**What is needed**
Quote every line of the material beneath this one.

* start Data rows *

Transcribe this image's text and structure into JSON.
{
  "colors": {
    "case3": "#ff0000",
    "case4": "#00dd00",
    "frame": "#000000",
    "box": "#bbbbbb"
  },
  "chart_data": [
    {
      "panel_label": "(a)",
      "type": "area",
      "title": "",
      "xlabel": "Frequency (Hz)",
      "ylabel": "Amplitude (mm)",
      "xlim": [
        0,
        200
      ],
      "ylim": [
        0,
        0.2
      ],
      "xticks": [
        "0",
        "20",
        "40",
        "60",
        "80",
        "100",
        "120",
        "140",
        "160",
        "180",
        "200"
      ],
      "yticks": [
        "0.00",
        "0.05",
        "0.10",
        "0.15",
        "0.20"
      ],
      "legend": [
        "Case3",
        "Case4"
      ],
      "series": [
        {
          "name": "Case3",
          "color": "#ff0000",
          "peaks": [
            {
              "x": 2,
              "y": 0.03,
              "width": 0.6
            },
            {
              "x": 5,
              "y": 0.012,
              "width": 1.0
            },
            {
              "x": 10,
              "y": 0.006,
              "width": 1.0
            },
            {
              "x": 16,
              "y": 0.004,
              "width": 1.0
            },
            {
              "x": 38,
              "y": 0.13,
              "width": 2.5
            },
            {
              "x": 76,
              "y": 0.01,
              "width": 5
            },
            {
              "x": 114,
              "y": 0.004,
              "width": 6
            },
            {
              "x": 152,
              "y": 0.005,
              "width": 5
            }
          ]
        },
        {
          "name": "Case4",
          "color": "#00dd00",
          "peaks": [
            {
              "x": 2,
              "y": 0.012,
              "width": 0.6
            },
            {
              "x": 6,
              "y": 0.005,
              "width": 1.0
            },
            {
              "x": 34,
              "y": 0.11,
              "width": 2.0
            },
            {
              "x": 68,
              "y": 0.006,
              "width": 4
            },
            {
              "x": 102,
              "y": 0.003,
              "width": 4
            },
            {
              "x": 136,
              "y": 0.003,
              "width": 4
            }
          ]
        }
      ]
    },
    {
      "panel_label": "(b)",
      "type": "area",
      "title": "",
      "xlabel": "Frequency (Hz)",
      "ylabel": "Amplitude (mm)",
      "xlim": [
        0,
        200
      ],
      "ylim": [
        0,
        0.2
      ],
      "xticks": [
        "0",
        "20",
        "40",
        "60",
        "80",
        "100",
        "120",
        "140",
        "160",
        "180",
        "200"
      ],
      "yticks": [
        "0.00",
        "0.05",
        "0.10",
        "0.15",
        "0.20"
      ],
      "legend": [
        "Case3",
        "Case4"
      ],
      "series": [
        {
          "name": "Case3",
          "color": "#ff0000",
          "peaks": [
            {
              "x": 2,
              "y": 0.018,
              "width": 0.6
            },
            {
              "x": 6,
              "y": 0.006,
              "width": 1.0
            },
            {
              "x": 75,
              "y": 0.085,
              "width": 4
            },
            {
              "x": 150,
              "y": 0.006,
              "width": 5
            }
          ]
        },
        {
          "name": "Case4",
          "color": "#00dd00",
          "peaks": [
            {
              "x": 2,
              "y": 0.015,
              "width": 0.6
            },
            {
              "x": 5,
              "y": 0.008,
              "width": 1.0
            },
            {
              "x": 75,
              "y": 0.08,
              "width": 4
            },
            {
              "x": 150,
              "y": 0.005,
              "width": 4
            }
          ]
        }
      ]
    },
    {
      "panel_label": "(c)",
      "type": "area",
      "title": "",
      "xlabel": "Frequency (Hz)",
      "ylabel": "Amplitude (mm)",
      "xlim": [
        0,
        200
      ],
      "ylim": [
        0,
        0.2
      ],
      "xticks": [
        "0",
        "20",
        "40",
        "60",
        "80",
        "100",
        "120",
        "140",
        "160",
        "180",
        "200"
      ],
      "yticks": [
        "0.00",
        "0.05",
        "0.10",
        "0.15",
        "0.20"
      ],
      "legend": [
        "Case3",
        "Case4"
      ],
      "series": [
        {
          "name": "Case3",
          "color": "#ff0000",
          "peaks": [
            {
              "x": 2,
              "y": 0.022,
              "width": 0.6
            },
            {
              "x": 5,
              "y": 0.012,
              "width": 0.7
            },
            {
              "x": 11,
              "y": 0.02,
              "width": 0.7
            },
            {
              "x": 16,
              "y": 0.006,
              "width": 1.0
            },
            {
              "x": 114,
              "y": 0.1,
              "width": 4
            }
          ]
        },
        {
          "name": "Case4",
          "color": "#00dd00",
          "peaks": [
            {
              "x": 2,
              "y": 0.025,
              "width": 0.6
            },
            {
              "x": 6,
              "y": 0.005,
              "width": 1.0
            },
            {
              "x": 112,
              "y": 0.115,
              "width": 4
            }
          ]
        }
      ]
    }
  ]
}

* end Data rows *

**Answer to this problem**
Transcribe this image's text and structure into JSON.
{
  "colors": {
    "case3": "#ff0000",
    "case4": "#00dd00",
    "frame": "#000000",
    "box": "#bbbbbb"
  },
  "chart_data": [
    {
      "panel_label": "(a)",
      "type": "area",
      "title": "",
      "xlabel": "Frequency (Hz)",
      "ylabel": "Amplitude (mm)",
      "xlim": [
        0,
        200
      ],
      "ylim": [
        0,
        0.2
      ],
      "xticks": [
        "0",
        "20",
        "40",
        "60",
        "80",
        "100",
        "120",
        "140",
        "160",
        "180",
        "200"
      ],
      "yticks": [
        "0.00",
        "0.05",
        "0.10",
        "0.15",
        "0.20"
      ],
      "legend": [
        "Case3",
        "Case4"
      ],
      "series": [
        {
          "name": "Case3",
          "color": "#ff0000",
          "peaks": [
            {
              "x": 2,
              "y": 0.03,
              "width": 0.6
            },
            {
              "x": 5,
              "y": 0.012,
              "width": 1.0
            },
            {
              "x": 10,
              "y": 0.006,
              "width": 1.0
            },
            {
              "x": 16,
              "y": 0.004,
              "width": 1.0
            },
            {
              "x": 38,
              "y": 0.13,
              "width": 2.5
            },
            {
              "x": 76,
              "y": 0.01,
              "width": 5
            },
            {
              "x": 114,
              "y": 0.004,
              "width": 6
            },
            {
              "x": 152,
              "y": 0.005,
              "width": 5
            }
          ]
        },
        {
          "name": "Case4",
          "color": "#00dd00",
          "peaks": [
            {
              "x": 2,
              "y": 0.012,
              "width": 0.6
            },
            {
              "x": 6,
              "y": 0.005,
              "width": 1.0
            },
            {
              "x": 34,
              "y": 0.11,
              "width": 2.0
            },
            {
              "x": 68,
              "y": 0.006,
              "width": 4
            },
            {
              "x": 102,
              "y": 0.003,
              "width": 4
            },
            {
              "x": 136,
              "y": 0.003,
              "width": 4
            }
          ]
        }
      ]
    },
    {
      "panel_label": "(b)",
      "type": "area",
      "title": "",
      "xlabel": "Frequency (Hz)",
      "ylabel": "Amplitude (mm)",
      "xlim": [
        0,
        200
      ],
      "ylim": [
        0,
        0.2
      ],
      "xticks": [
        "0",
        "20",
        "40",
        "60",
        "80",
        "100",
        "120",
        "140",
        "160",
        "180",
        "200"
      ],
      "yticks": [
        "0.00",
        "0.05",
        "0.10",
        "0.15",
        "0.20"
      ],
      "legend": [
        "Case3",
        "Case4"
      ],
      "series": [
        {
          "name": "Case3",
          "color": "#ff0000",
          "peaks": [
            {
              "x": 2,
              "y": 0.018,
              "width": 0.6
            },
            {
              "x": 6,
              "y": 0.006,
              "width": 1.0
            },
            {
              "x": 75,
              "y": 0.085,
              "width": 4
            },
            {
              "x": 150,
              "y": 0.006,
              "width": 5
            }
          ]
        },
        {
          "name": "Case4",
          "color": "#00dd00",
          "peaks": [
            {
              "x": 2,
              "y": 0.015,
              "width": 0.6
            },
            {
              "x": 5,
              "y": 0.008,
              "width": 1.0
            },
            {
              "x": 75,
              "y": 0.08,
              "width": 4
            },
            {
              "x": 150,
              "y": 0.005,
              "width": 4
            }
          ]
        }
      ]
    },
    {
      "panel_label": "(c)",
      "type": "area",
      "title": "",
      "xlabel": "Frequency (Hz)",
      "ylabel": "Amplitude (mm)",
      "xlim": [
        0,
        200
      ],
      "ylim": [
        0,
        0.2
      ],
      "xticks": [
        "0",
        "20",
        "40",
        "60",
        "80",
        "100",
        "120",
        "140",
        "160",
        "180",
        "200"
      ],
      "yticks": [
        "0.00",
        "0.05",
        "0.10",
        "0.15",
        "0.20"
      ],
      "legend": [
        "Case3",
        "Case4"
      ],
      "series": [
        {
          "name": "Case3",
          "color": "#ff0000",
          "peaks": [
            {
              "x": 2,
              "y": 0.022,
              "width": 0.6
            },
            {
              "x": 5,
              "y": 0.012,
              "width": 0.7
            },
            {
              "x": 11,
              "y": 0.02,
              "width": 0.7
            },
            {
              "x": 16,
              "y": 0.006,
              "width": 1.0
            },
            {
              "x": 114,
              "y": 0.1,
              "width": 4
            }
          ]
        },
        {
          "name": "Case4",
          "color": "#00dd00",
          "peaks": [
            {
              "x": 2,
              "y": 0.025,
              "width": 0.6
            },
            {
              "x": 6,
              "y": 0.005,
              "width": 1.0
            },
            {
              "x": 112,
              "y": 0.115,
              "width": 4
            }
          ]
        }
      ]
    }
  ]
}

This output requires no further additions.